DATASET ENTRIES

▼

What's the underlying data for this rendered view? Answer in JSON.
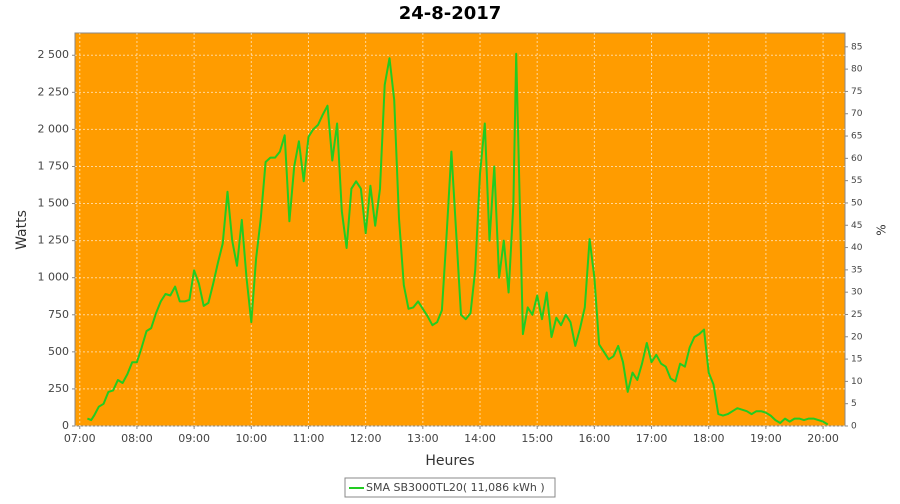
{
  "chart_data": {
    "type": "line",
    "title": "24-8-2017",
    "x_label": "Heures",
    "y_label": "Watts",
    "y2_label": "%",
    "background": "#ff9c00",
    "grid": true,
    "x": [
      "07:08",
      "07:12",
      "07:15",
      "07:20",
      "07:25",
      "07:30",
      "07:35",
      "07:40",
      "07:45",
      "07:50",
      "07:55",
      "08:00",
      "08:05",
      "08:10",
      "08:15",
      "08:20",
      "08:25",
      "08:30",
      "08:35",
      "08:40",
      "08:45",
      "08:50",
      "08:55",
      "09:00",
      "09:05",
      "09:10",
      "09:15",
      "09:20",
      "09:25",
      "09:30",
      "09:35",
      "09:40",
      "09:45",
      "09:50",
      "09:55",
      "10:00",
      "10:05",
      "10:10",
      "10:15",
      "10:20",
      "10:25",
      "10:30",
      "10:35",
      "10:40",
      "10:45",
      "10:50",
      "10:55",
      "11:00",
      "11:05",
      "11:10",
      "11:15",
      "11:20",
      "11:25",
      "11:30",
      "11:35",
      "11:40",
      "11:45",
      "11:50",
      "11:55",
      "12:00",
      "12:05",
      "12:10",
      "12:15",
      "12:20",
      "12:25",
      "12:30",
      "12:35",
      "12:40",
      "12:45",
      "12:50",
      "12:55",
      "13:00",
      "13:05",
      "13:10",
      "13:15",
      "13:20",
      "13:25",
      "13:30",
      "13:35",
      "13:40",
      "13:45",
      "13:50",
      "13:55",
      "14:00",
      "14:05",
      "14:10",
      "14:15",
      "14:20",
      "14:25",
      "14:30",
      "14:35",
      "14:38",
      "14:45",
      "14:50",
      "14:55",
      "15:00",
      "15:05",
      "15:10",
      "15:15",
      "15:20",
      "15:25",
      "15:30",
      "15:35",
      "15:40",
      "15:45",
      "15:50",
      "15:55",
      "16:00",
      "16:05",
      "16:10",
      "16:15",
      "16:20",
      "16:25",
      "16:30",
      "16:35",
      "16:40",
      "16:45",
      "16:50",
      "16:55",
      "17:00",
      "17:05",
      "17:10",
      "17:15",
      "17:20",
      "17:25",
      "17:30",
      "17:35",
      "17:40",
      "17:45",
      "17:50",
      "17:55",
      "18:00",
      "18:05",
      "18:10",
      "18:15",
      "18:20",
      "18:25",
      "18:30",
      "18:35",
      "18:40",
      "18:45",
      "18:50",
      "18:55",
      "19:00",
      "19:05",
      "19:10",
      "19:15",
      "19:20",
      "19:25",
      "19:30",
      "19:35",
      "19:40",
      "19:45",
      "19:50",
      "19:55",
      "20:00",
      "20:05"
    ],
    "series": [
      {
        "name": "SMA SB3000TL20( 11,086 kWh )",
        "color": "#22cc22",
        "values": [
          50,
          40,
          70,
          130,
          150,
          230,
          240,
          310,
          290,
          350,
          430,
          430,
          530,
          640,
          660,
          760,
          840,
          890,
          880,
          940,
          840,
          840,
          850,
          1050,
          960,
          810,
          830,
          960,
          1100,
          1230,
          1580,
          1250,
          1080,
          1390,
          1000,
          700,
          1130,
          1400,
          1780,
          1810,
          1810,
          1850,
          1960,
          1380,
          1750,
          1920,
          1650,
          1950,
          2000,
          2030,
          2100,
          2160,
          1790,
          2040,
          1450,
          1200,
          1600,
          1650,
          1600,
          1300,
          1620,
          1350,
          1600,
          2300,
          2480,
          2200,
          1400,
          950,
          790,
          800,
          840,
          790,
          740,
          680,
          700,
          780,
          1300,
          1850,
          1300,
          750,
          720,
          760,
          1050,
          1700,
          2040,
          1250,
          1750,
          1000,
          1250,
          900,
          1500,
          2510,
          620,
          800,
          750,
          880,
          720,
          900,
          600,
          730,
          680,
          750,
          700,
          540,
          660,
          800,
          1260,
          1000,
          550,
          500,
          450,
          470,
          540,
          430,
          230,
          360,
          310,
          420,
          560,
          430,
          480,
          420,
          400,
          320,
          300,
          420,
          400,
          530,
          600,
          620,
          650,
          360,
          280,
          80,
          70,
          80,
          100,
          120,
          110,
          100,
          80,
          100,
          100,
          90,
          70,
          40,
          20,
          50,
          30,
          50,
          50,
          40,
          50,
          50,
          40,
          30,
          10
        ]
      }
    ],
    "xlim": [
      "06:55",
      "20:23"
    ],
    "xticks": [
      "07:00",
      "08:00",
      "09:00",
      "10:00",
      "11:00",
      "12:00",
      "13:00",
      "14:00",
      "15:00",
      "16:00",
      "17:00",
      "18:00",
      "19:00",
      "20:00"
    ],
    "ylim": [
      0,
      2650
    ],
    "yticks": [
      0,
      250,
      500,
      750,
      {
        "value": 1000,
        "label": "1 000"
      },
      {
        "value": 1250,
        "label": "1 250"
      },
      {
        "value": 1500,
        "label": "1 500"
      },
      {
        "value": 1750,
        "label": "1 750"
      },
      {
        "value": 2000,
        "label": "2 000"
      },
      {
        "value": 2250,
        "label": "2 250"
      },
      {
        "value": 2500,
        "label": "2 500"
      }
    ],
    "y2lim": [
      0,
      88.1
    ],
    "y2ticks": [
      0,
      5,
      10,
      15,
      20,
      25,
      30,
      35,
      40,
      45,
      50,
      55,
      60,
      65,
      70,
      75,
      80,
      85
    ]
  }
}
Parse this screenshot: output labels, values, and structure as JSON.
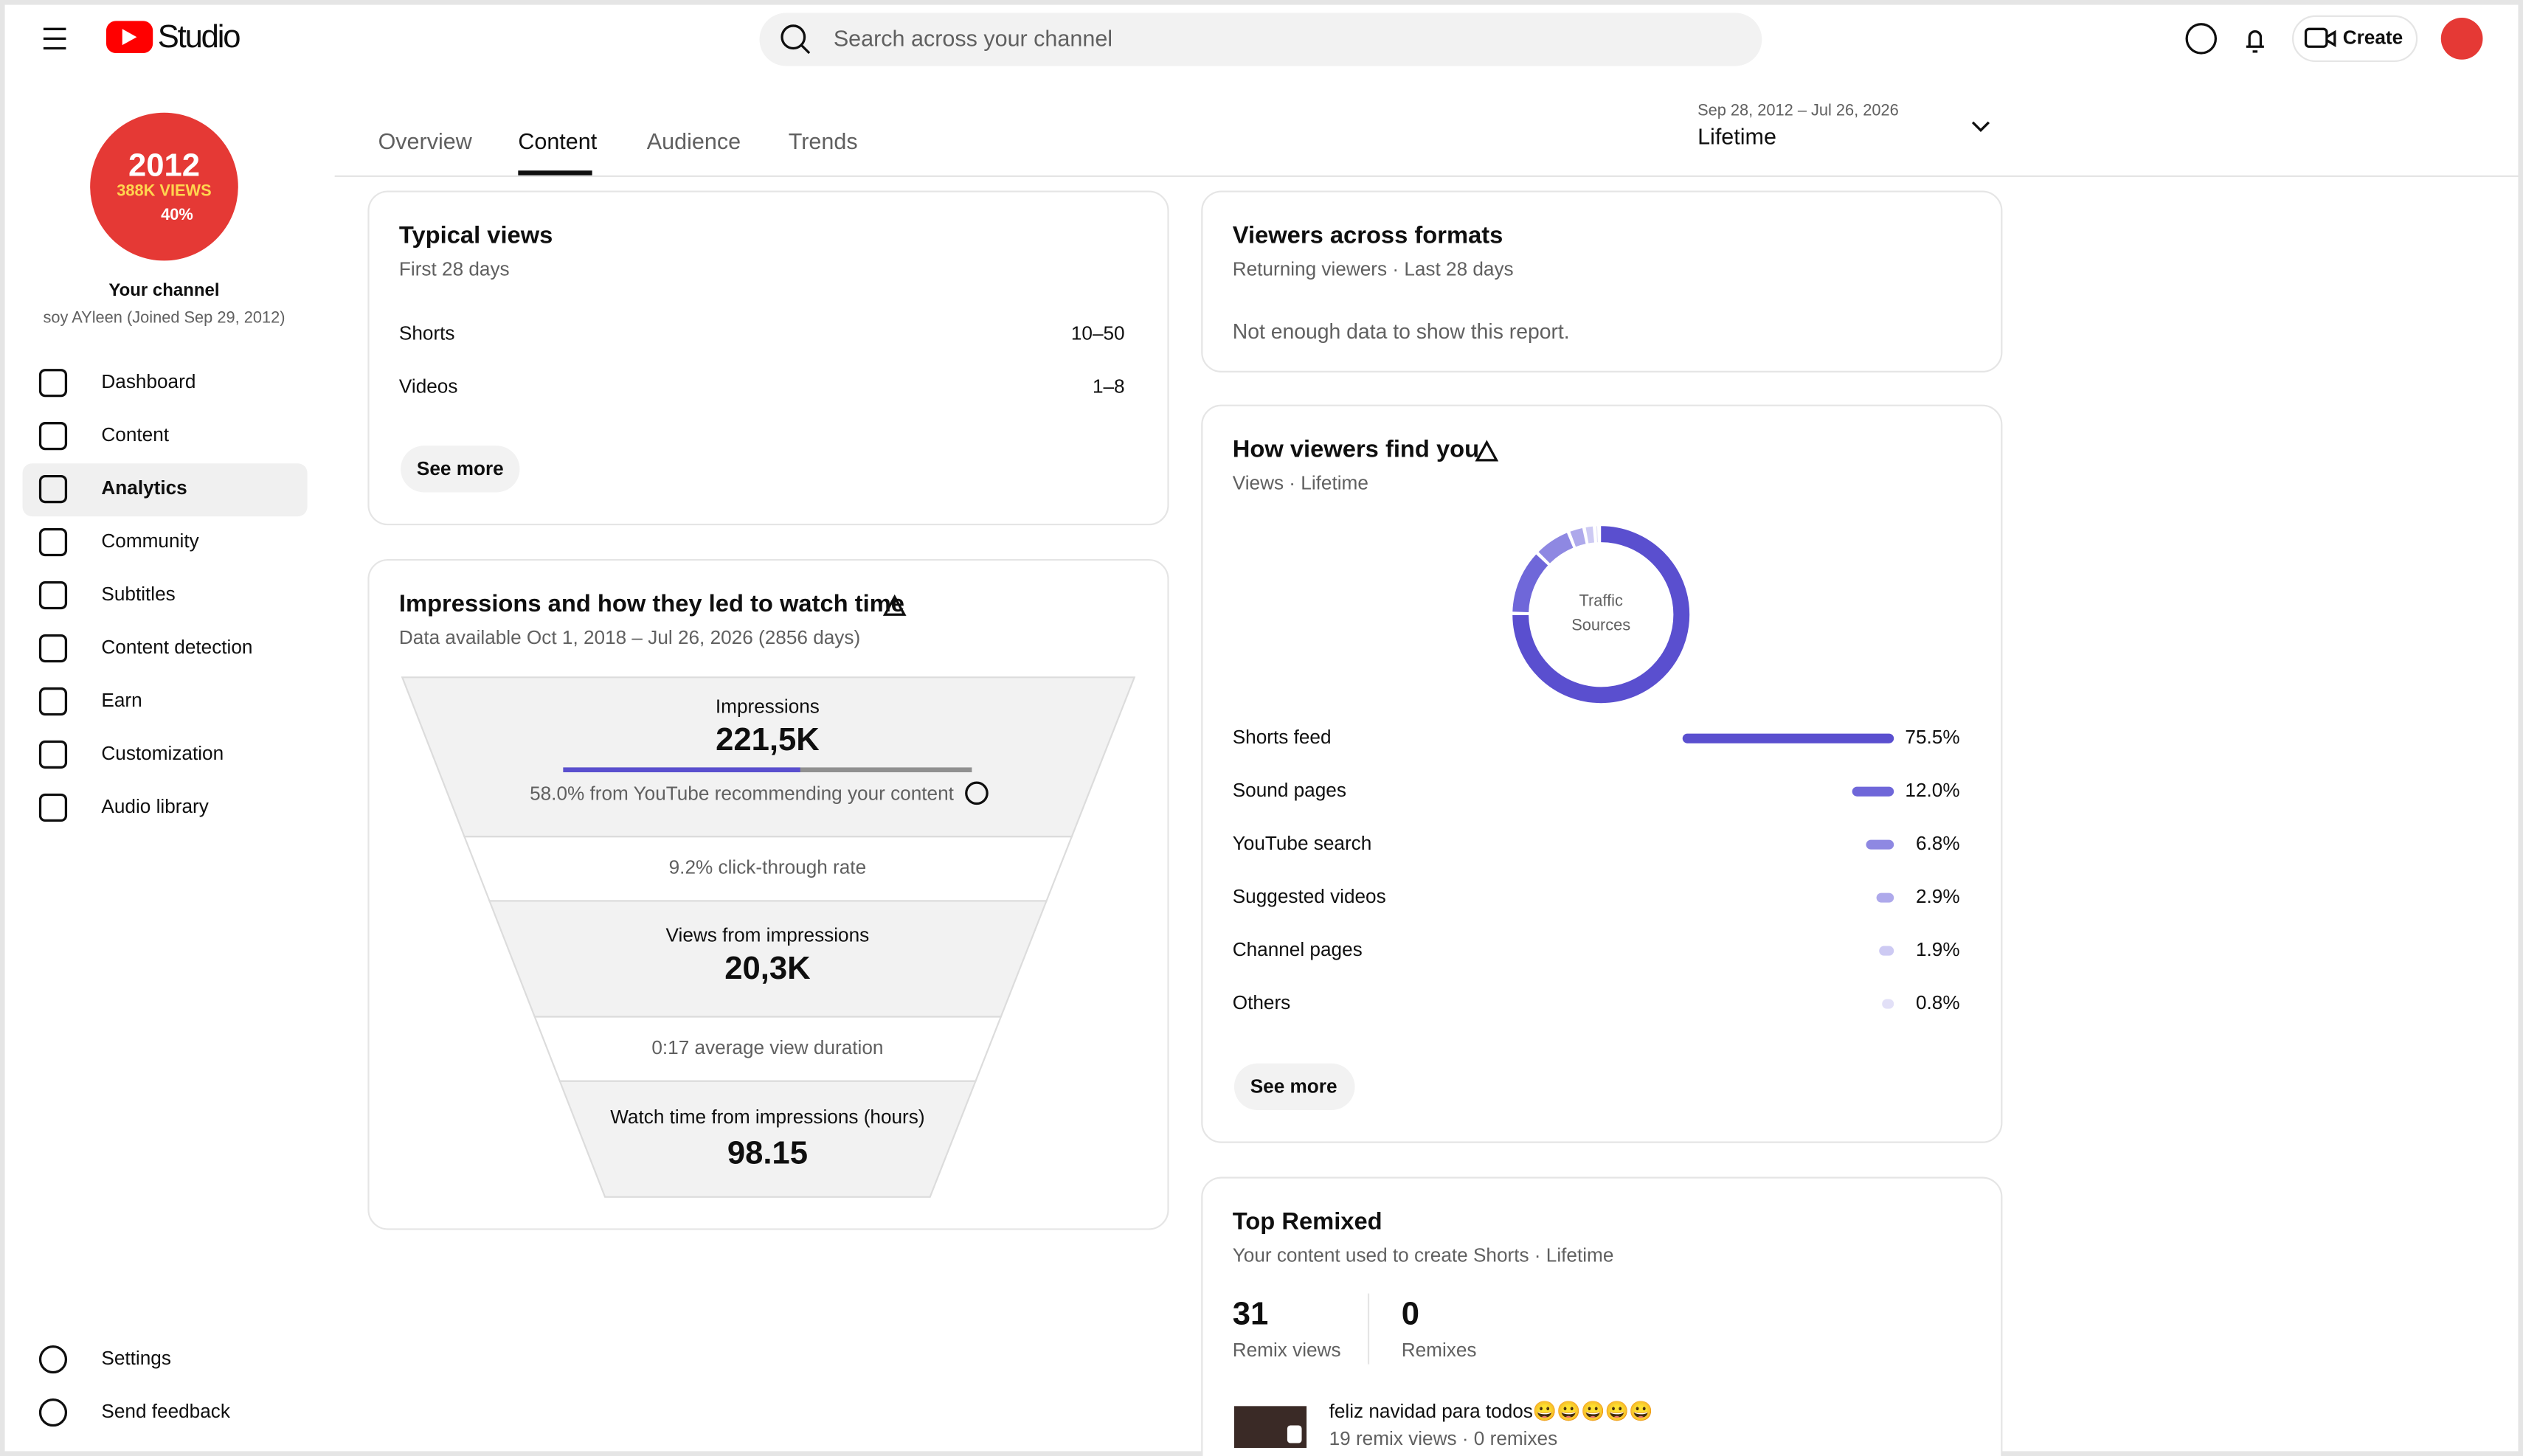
{
  "header": {
    "brand": "Studio",
    "search_placeholder": "Search across your channel",
    "create": "Create"
  },
  "channel": {
    "avatar_year": "2012",
    "avatar_views": "388K VIEWS",
    "avatar_pct": "40%",
    "label": "Your channel",
    "name": "soy AYleen (Joined Sep 29, 2012)"
  },
  "nav": [
    "Dashboard",
    "Content",
    "Analytics",
    "Community",
    "Subtitles",
    "Content detection",
    "Earn",
    "Customization",
    "Audio library"
  ],
  "nav_bottom": [
    "Settings",
    "Send feedback"
  ],
  "tabs": [
    "Overview",
    "Content",
    "Audience",
    "Trends"
  ],
  "date_range": {
    "range": "Sep 28, 2012 – Jul 26, 2026",
    "label": "Lifetime"
  },
  "typical_views": {
    "title": "Typical views",
    "subtitle": "First 28 days",
    "rows": [
      [
        "Shorts",
        "10–50"
      ],
      [
        "Videos",
        "1–8"
      ]
    ],
    "button": "See more"
  },
  "impressions": {
    "title": "Impressions and how they led to watch time",
    "subtitle": "Data available Oct 1, 2018 – Jul 26, 2026 (2856 days)",
    "impressions_label": "Impressions",
    "impressions_value": "221,5K",
    "recommended_share": 58.0,
    "recommended_text": "58.0% from YouTube recommending your content",
    "ctr": "9.2% click-through rate",
    "views_label": "Views from impressions",
    "views_value": "20,3K",
    "avd": "0:17 average view duration",
    "watch_label": "Watch time from impressions (hours)",
    "watch_value": "98.15"
  },
  "formats": {
    "title": "Viewers across formats",
    "subtitle": "Returning viewers · Last 28 days",
    "message": "Not enough data to show this report."
  },
  "traffic": {
    "title": "How viewers find you",
    "subtitle": "Views · Lifetime",
    "center_1": "Traffic",
    "center_2": "Sources",
    "names": [
      "Shorts feed",
      "Sound pages",
      "YouTube search",
      "Suggested videos",
      "Channel pages",
      "Others"
    ],
    "values": [
      75.5,
      12.0,
      6.8,
      2.9,
      1.9,
      0.8
    ],
    "value_labels": [
      "75.5%",
      "12.0%",
      "6.8%",
      "2.9%",
      "1.9%",
      "0.8%"
    ],
    "colors": [
      "#5a4fcf",
      "#6f67d9",
      "#8e88e2",
      "#aea9eb",
      "#cdcaf3",
      "#e2e0f7"
    ],
    "button": "See more"
  },
  "remixed": {
    "title": "Top Remixed",
    "subtitle": "Your content used to create Shorts · Lifetime",
    "remix_views": "31",
    "remix_views_label": "Remix views",
    "remixes": "0",
    "remixes_label": "Remixes",
    "item_title": "feliz navidad para todos😀😀😀😀😀",
    "item_meta": "19 remix views · 0 remixes"
  }
}
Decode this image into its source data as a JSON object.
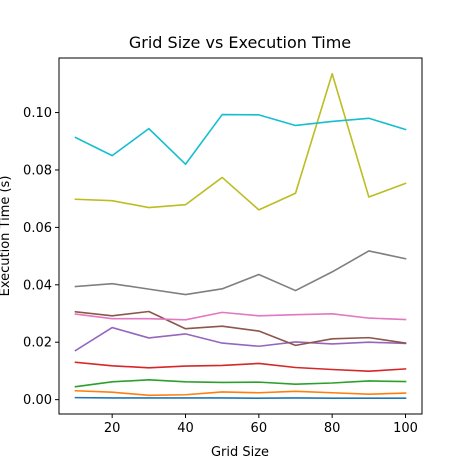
{
  "chart_data": {
    "type": "line",
    "title": "Grid Size vs Execution Time",
    "xlabel": "Grid Size",
    "ylabel": "Execution Time (s)",
    "xlim": [
      5.5,
      104.5
    ],
    "ylim": [
      -0.005,
      0.119
    ],
    "xticks": [
      20,
      40,
      60,
      80,
      100
    ],
    "yticks": [
      0.0,
      0.02,
      0.04,
      0.06,
      0.08,
      0.1
    ],
    "ytick_labels": [
      "0.00",
      "0.02",
      "0.04",
      "0.06",
      "0.08",
      "0.10"
    ],
    "grid": false,
    "x": [
      10,
      20,
      30,
      40,
      50,
      60,
      70,
      80,
      90,
      100
    ],
    "series": [
      {
        "color": "#1f77b4",
        "values": [
          0.0007,
          0.0006,
          0.0006,
          0.0006,
          0.0006,
          0.0005,
          0.0006,
          0.0005,
          0.0005,
          0.0005
        ]
      },
      {
        "color": "#ff7f0e",
        "values": [
          0.0031,
          0.0026,
          0.0015,
          0.0017,
          0.0027,
          0.0024,
          0.0029,
          0.0024,
          0.0019,
          0.0023
        ]
      },
      {
        "color": "#2ca02c",
        "values": [
          0.0045,
          0.0062,
          0.0069,
          0.0062,
          0.006,
          0.0061,
          0.0054,
          0.0058,
          0.0065,
          0.0063
        ]
      },
      {
        "color": "#d62728",
        "values": [
          0.013,
          0.0118,
          0.0111,
          0.0117,
          0.0119,
          0.0126,
          0.0112,
          0.0105,
          0.0099,
          0.0107
        ]
      },
      {
        "color": "#9467bd",
        "values": [
          0.0171,
          0.0251,
          0.0215,
          0.0229,
          0.0197,
          0.0186,
          0.0201,
          0.0194,
          0.02,
          0.0196
        ]
      },
      {
        "color": "#8c564b",
        "values": [
          0.0306,
          0.0292,
          0.0307,
          0.0247,
          0.0256,
          0.0239,
          0.0189,
          0.0212,
          0.0216,
          0.0197
        ]
      },
      {
        "color": "#e377c2",
        "values": [
          0.0298,
          0.0282,
          0.0282,
          0.0278,
          0.0304,
          0.0292,
          0.0296,
          0.0299,
          0.0284,
          0.0279
        ]
      },
      {
        "color": "#7f7f7f",
        "values": [
          0.0394,
          0.0404,
          0.0385,
          0.0366,
          0.0386,
          0.0436,
          0.038,
          0.0445,
          0.0518,
          0.0491
        ]
      },
      {
        "color": "#bcbd22",
        "values": [
          0.0698,
          0.0693,
          0.0669,
          0.0679,
          0.0774,
          0.0661,
          0.0719,
          0.1135,
          0.0706,
          0.0753
        ]
      },
      {
        "color": "#17becf",
        "values": [
          0.0913,
          0.085,
          0.0944,
          0.082,
          0.0993,
          0.0992,
          0.0955,
          0.0969,
          0.098,
          0.0941
        ]
      }
    ]
  }
}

▲

WRITTEN INSTRUCTION
List all lines from the entries that include the word "this".

TASK RESPONSE
What's the underlying data for this rendered view? Answer in JSON.
Parse this screenshot: output labels, values, and structure as JSON.
    "message": "Not enough data to show this report."
Decode this image into its source data as a JSON object.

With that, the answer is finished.